* WHAT YOU WILL DO:
Using the records below, locate all lines containing "cuộc" and return them.

Items listed in a dataset:
[Start]

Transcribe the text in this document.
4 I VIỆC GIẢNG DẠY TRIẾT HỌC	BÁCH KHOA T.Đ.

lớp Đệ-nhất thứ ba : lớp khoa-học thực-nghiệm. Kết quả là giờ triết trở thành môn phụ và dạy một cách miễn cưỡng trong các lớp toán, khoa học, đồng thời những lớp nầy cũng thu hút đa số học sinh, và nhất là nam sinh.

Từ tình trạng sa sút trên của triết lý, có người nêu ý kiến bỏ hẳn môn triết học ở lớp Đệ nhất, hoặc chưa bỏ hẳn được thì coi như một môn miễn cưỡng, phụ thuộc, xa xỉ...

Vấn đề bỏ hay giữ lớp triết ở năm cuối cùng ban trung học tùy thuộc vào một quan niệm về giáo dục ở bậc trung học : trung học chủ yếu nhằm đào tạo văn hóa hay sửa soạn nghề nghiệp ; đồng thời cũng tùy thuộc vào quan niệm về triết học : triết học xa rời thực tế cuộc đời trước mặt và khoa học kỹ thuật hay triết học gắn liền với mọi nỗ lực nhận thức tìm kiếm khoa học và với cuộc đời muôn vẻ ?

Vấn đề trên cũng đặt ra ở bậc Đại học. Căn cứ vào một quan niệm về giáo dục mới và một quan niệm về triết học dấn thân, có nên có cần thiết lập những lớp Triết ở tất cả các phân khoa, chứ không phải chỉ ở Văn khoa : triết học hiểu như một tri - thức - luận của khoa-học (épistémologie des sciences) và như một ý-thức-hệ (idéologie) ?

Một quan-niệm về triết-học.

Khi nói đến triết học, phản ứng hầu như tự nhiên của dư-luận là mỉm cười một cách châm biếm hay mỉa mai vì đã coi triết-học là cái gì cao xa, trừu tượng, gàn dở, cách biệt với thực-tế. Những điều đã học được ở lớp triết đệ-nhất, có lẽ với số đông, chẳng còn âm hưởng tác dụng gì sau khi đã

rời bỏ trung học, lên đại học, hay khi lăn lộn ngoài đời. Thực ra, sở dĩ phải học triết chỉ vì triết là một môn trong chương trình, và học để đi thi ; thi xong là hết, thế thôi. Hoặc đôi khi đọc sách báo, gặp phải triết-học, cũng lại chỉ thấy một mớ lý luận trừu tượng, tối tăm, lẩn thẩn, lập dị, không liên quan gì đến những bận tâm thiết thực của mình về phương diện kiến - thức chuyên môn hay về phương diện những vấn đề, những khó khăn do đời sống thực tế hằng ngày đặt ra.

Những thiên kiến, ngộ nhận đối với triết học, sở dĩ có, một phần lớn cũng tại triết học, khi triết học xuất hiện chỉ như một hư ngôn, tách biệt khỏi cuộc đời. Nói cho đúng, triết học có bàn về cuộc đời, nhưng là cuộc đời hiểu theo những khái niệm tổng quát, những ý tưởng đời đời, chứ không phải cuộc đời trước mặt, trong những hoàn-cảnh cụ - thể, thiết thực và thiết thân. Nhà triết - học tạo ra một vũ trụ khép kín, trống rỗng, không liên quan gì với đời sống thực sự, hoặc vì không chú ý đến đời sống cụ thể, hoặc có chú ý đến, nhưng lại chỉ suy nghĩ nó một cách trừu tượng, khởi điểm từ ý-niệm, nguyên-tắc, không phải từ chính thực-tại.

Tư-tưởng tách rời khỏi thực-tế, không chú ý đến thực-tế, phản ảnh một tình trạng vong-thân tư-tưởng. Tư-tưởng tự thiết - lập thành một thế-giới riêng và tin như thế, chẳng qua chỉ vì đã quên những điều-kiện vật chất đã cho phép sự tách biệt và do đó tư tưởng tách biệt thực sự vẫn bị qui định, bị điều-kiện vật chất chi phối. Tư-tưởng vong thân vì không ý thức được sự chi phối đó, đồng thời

[End]

* OUTPUT:
Vấn đề bỏ hay giữ lớp triết ở năm cuối cùng ban trung học tùy thuộc vào một quan niệm về giáo dục ở bậc trung học : trung học chủ yếu nhằm đào tạo văn hóa hay sửa soạn nghề nghiệp ; đồng thời cũng tùy thuộc vào quan niệm về triết học : triết học xa rời thực tế cuộc đời trước mặt và khoa học kỹ thuật hay triết học gắn liền với mọi nỗ lực nhận thức tìm kiếm khoa học và với cuộc đời muôn vẻ ?
Những thiên kiến, ngộ nhận đối với triết học, sở dĩ có, một phần lớn cũng tại triết học, khi triết học xuất hiện chỉ như một hư ngôn, tách biệt khỏi cuộc đời. Nói cho đúng, triết học có bàn về cuộc đời, nhưng là cuộc đời hiểu theo những khái niệm tổng quát, những ý tưởng đời đời, chứ không phải cuộc đời trước mặt, trong những hoàn-cảnh cụ - thể, thiết thực và thiết thân. Nhà triết - học tạo ra một vũ trụ khép kín, trống rỗng, không liên quan gì với đời sống thực sự, hoặc vì không chú ý đến đời sống cụ thể, hoặc có chú ý đến, nhưng lại chỉ suy nghĩ nó một cách trừu tượng, khởi điểm từ ý-niệm, nguyên-tắc, không phải từ chính thực-tại.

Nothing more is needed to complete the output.